Items from a figure collection
....................
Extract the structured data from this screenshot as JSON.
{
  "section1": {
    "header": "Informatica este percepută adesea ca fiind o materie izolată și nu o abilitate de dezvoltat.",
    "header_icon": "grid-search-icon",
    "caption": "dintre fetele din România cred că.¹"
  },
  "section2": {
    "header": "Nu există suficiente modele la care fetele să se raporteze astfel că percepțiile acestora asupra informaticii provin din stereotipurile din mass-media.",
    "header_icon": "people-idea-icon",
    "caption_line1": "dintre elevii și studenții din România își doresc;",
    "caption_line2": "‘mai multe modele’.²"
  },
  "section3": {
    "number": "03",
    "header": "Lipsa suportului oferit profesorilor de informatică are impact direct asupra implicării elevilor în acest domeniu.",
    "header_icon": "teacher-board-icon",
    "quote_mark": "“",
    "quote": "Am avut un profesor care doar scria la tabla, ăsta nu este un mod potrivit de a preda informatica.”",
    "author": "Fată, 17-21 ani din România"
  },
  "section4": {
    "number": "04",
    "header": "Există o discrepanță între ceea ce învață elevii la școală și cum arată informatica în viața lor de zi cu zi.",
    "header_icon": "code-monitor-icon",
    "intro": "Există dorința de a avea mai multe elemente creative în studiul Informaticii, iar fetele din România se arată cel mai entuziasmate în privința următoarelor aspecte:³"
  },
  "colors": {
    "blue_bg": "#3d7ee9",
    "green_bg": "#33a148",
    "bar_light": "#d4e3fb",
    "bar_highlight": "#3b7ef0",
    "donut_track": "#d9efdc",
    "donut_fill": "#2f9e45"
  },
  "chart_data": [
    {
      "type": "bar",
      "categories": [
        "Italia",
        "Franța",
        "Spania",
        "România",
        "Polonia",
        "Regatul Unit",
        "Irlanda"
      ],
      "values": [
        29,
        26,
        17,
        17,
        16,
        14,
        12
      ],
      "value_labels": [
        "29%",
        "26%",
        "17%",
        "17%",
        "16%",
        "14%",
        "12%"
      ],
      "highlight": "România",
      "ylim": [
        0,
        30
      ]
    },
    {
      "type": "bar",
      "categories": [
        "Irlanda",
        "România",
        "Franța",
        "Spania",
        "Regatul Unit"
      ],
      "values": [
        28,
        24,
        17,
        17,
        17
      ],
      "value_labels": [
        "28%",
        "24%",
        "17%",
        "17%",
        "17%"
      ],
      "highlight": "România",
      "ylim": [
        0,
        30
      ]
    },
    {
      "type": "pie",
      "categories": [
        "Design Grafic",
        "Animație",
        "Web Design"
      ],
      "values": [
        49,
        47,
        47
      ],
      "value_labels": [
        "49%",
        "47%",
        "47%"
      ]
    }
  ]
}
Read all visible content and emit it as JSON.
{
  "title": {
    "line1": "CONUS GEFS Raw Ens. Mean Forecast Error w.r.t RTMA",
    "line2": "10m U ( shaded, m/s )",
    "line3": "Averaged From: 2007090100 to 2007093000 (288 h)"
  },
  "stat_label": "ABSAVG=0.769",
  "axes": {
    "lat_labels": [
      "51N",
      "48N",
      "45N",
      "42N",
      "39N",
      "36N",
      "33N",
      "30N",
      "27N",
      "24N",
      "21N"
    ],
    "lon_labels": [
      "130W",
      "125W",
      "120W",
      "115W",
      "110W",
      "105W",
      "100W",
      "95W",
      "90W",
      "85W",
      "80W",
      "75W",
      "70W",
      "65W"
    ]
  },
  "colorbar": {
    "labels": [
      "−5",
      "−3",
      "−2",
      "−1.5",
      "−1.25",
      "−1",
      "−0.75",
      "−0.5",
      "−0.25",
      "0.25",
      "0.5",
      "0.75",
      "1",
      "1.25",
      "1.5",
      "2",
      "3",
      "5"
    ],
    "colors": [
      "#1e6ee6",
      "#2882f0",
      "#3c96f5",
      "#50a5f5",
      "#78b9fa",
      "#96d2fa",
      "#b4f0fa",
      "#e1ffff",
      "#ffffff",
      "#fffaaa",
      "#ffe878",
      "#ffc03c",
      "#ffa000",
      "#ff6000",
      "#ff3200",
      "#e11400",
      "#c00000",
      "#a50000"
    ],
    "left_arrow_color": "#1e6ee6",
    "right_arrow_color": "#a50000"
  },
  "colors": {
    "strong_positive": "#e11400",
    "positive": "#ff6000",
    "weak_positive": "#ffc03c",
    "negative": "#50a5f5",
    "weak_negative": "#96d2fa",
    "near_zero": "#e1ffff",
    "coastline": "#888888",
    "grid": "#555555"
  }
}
....................
• WHAT IS ASKED: Search the material above for "care". Pull out each line where it shows up.

• TASK RESULT:
    "header": "Nu există suficiente modele la care fetele să se raporteze astfel că percepțiile acestora asupra informaticii provin din stereotipurile din mass-media.",
    "quote": "Am avut un profesor care doar scria la tabla, ăsta nu este un mod potrivit de a preda informatica.”",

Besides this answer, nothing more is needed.